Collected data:
+ + + +
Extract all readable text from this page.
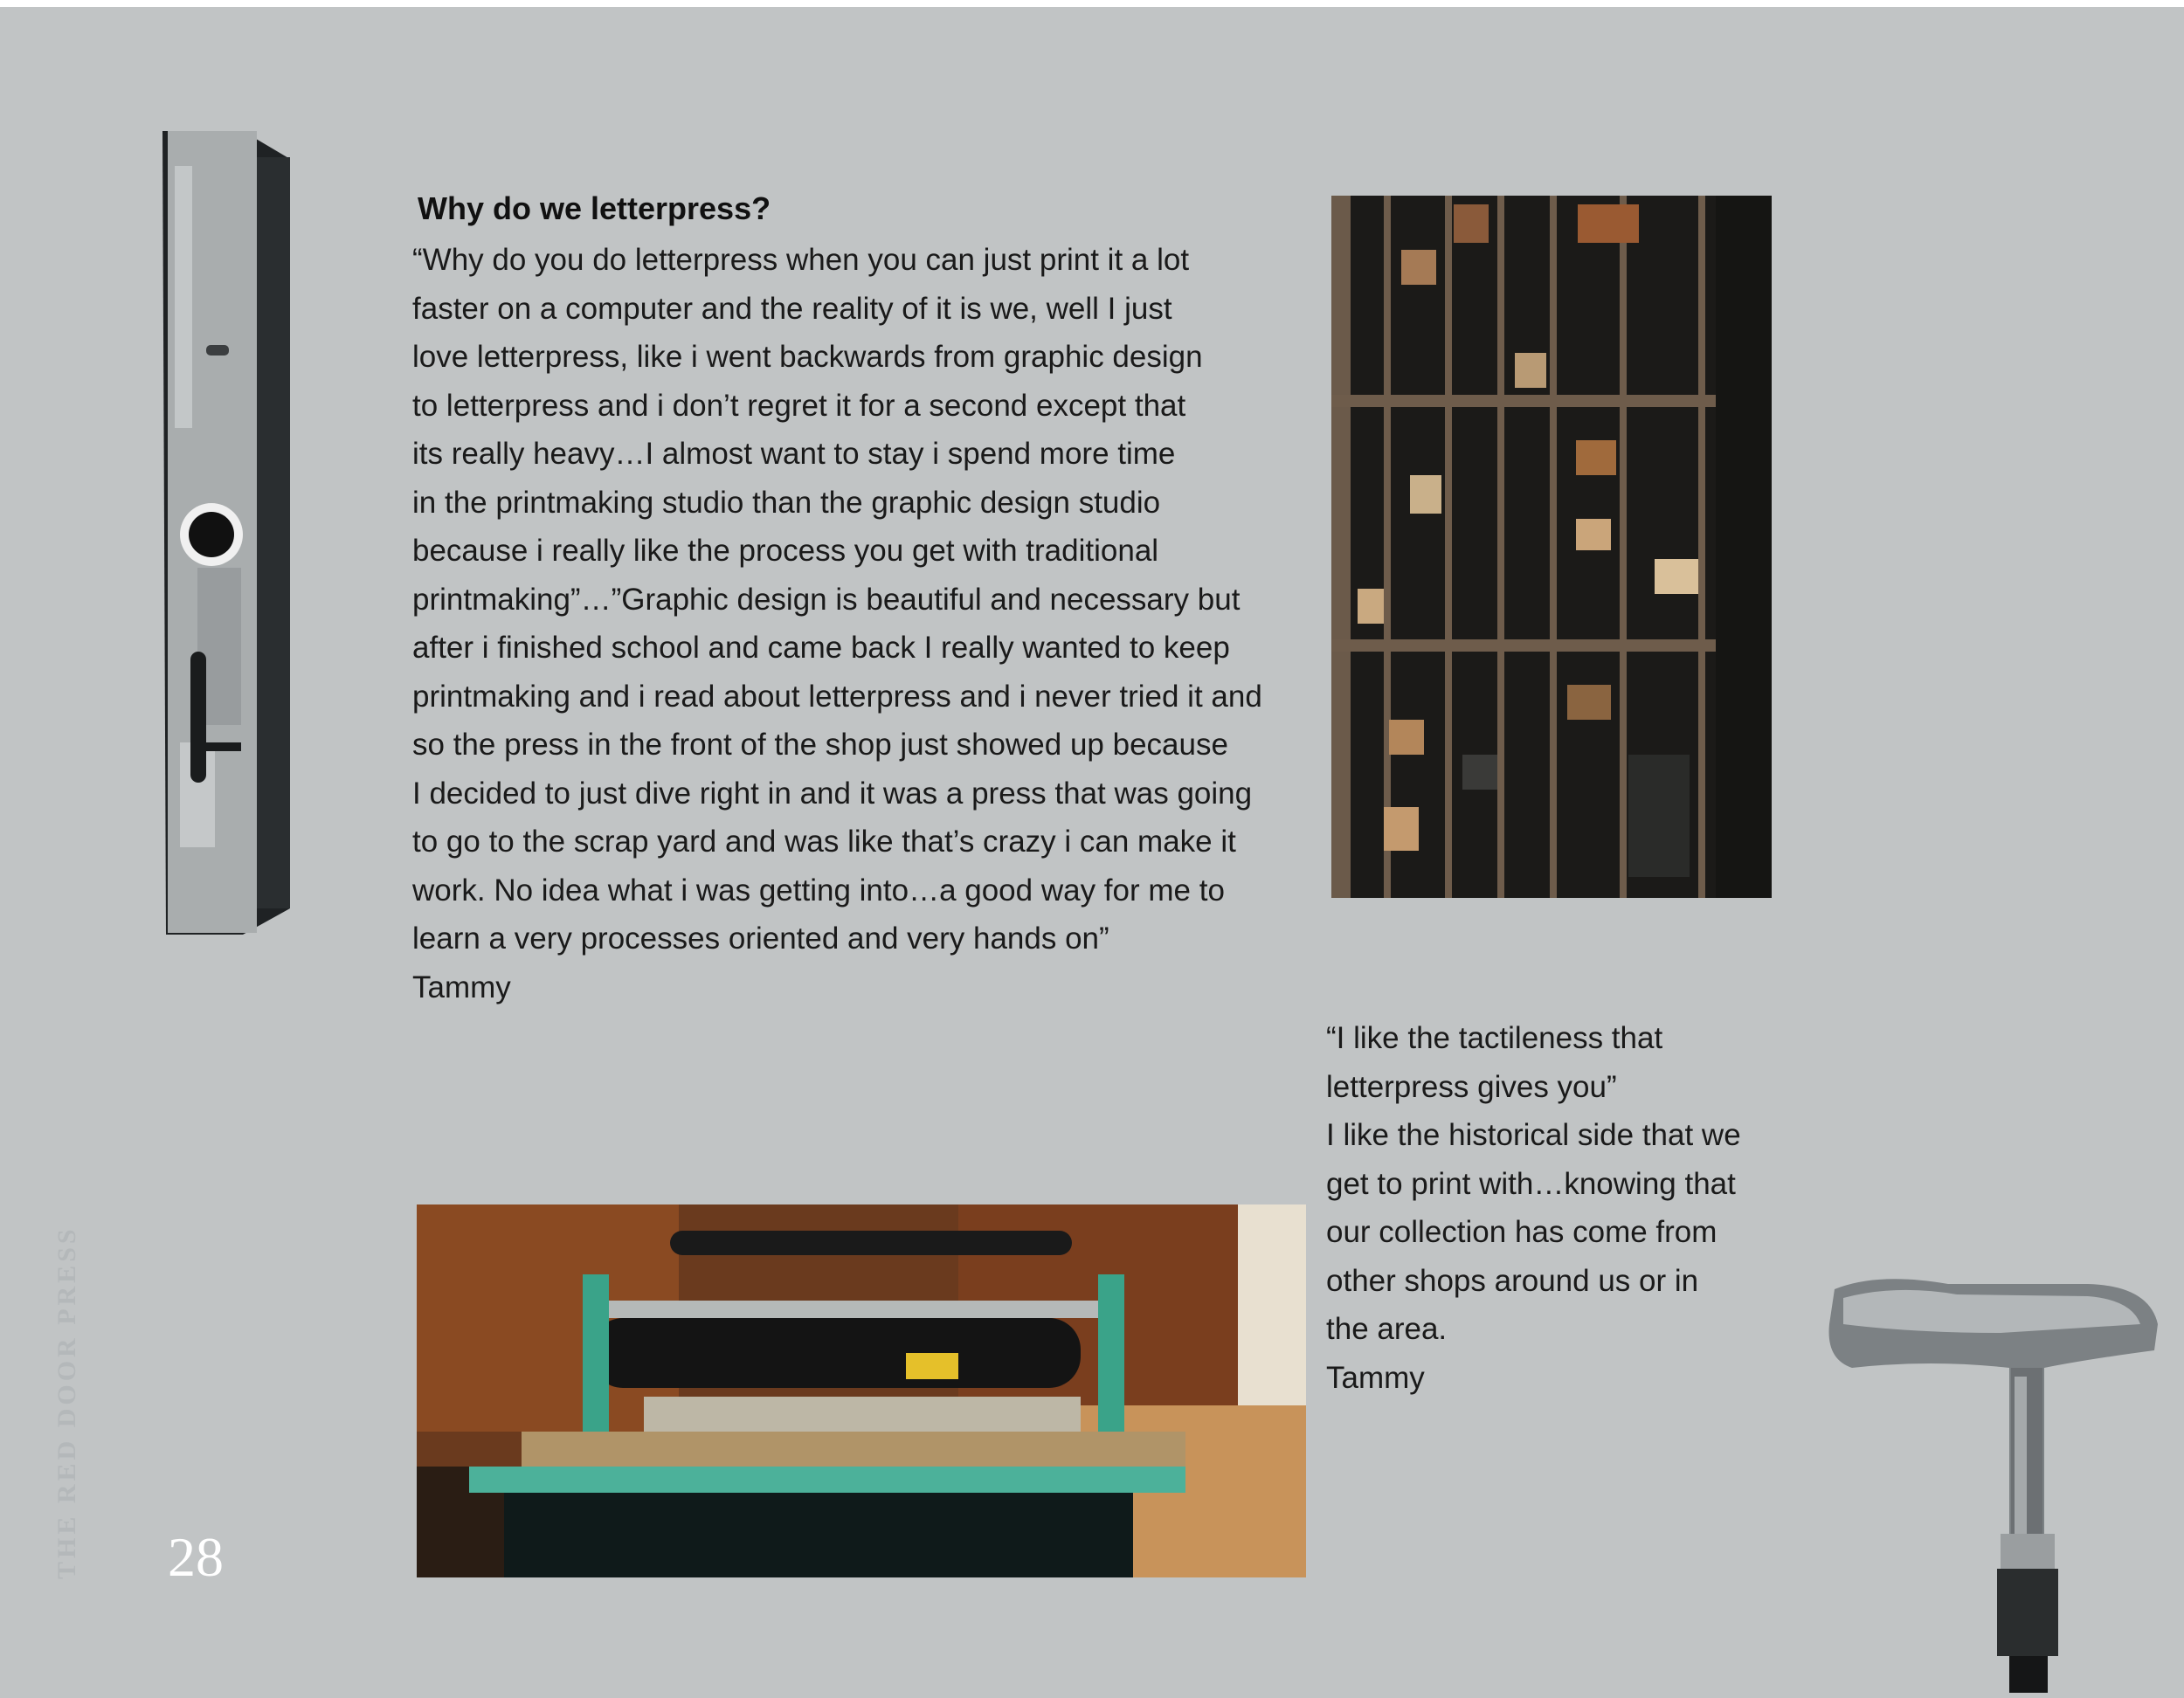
Why do we letterpress?
“Why do you do letterpress when you can just print it a lot
faster on a computer and the reality of it is we, well I just
love letterpress, like i went backwards from graphic design
to letterpress and i don’t regret it for a second except that
its really heavy…I almost want to stay i spend more time
in the printmaking studio than the graphic design studio
because i really like the process you get with traditional
printmaking”…”Graphic design is beautiful and necessary but
after i finished school and came back I really wanted to keep
printmaking and i read about letterpress and i never tried it and
so the press in the front of the shop just showed up because
I decided to just dive right in and it was a press that was going
to go to the scrap yard and was like that’s crazy i can make it
work. No idea what i was getting into…a good way for me to
learn a very processes oriented and very hands on”
Tammy
“I like the tactileness that
letterpress gives you”
I like the historical side that we
get to print with…knowing that
our collection has come from
other shops around us or in
the area.
Tammy
THE RED DOOR PRESS 28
+ + + +
_The request_
Exclude the pictures. Write out the remaining data exactly.

_Result of this task_
Extract all readable text from this page.
Why do we letterpress?
“Why do you do letterpress when you can just print it a lot
faster on a computer and the reality of it is we, well I just
love letterpress, like i went backwards from graphic design
to letterpress and i don’t regret it for a second except that
its really heavy…I almost want to stay i spend more time
in the printmaking studio than the graphic design studio
because i really like the process you get with traditional
printmaking”…”Graphic design is beautiful and necessary but
after i finished school and came back I really wanted to keep
printmaking and i read about letterpress and i never tried it and
so the press in the front of the shop just showed up because
I decided to just dive right in and it was a press that was going
to go to the scrap yard and was like that’s crazy i can make it
work. No idea what i was getting into…a good way for me to
learn a very processes oriented and very hands on”
Tammy
“I like the tactileness that
letterpress gives you”
I like the historical side that we
get to print with…knowing that
our collection has come from
other shops around us or in
the area.
Tammy
THE RED DOOR PRESS 28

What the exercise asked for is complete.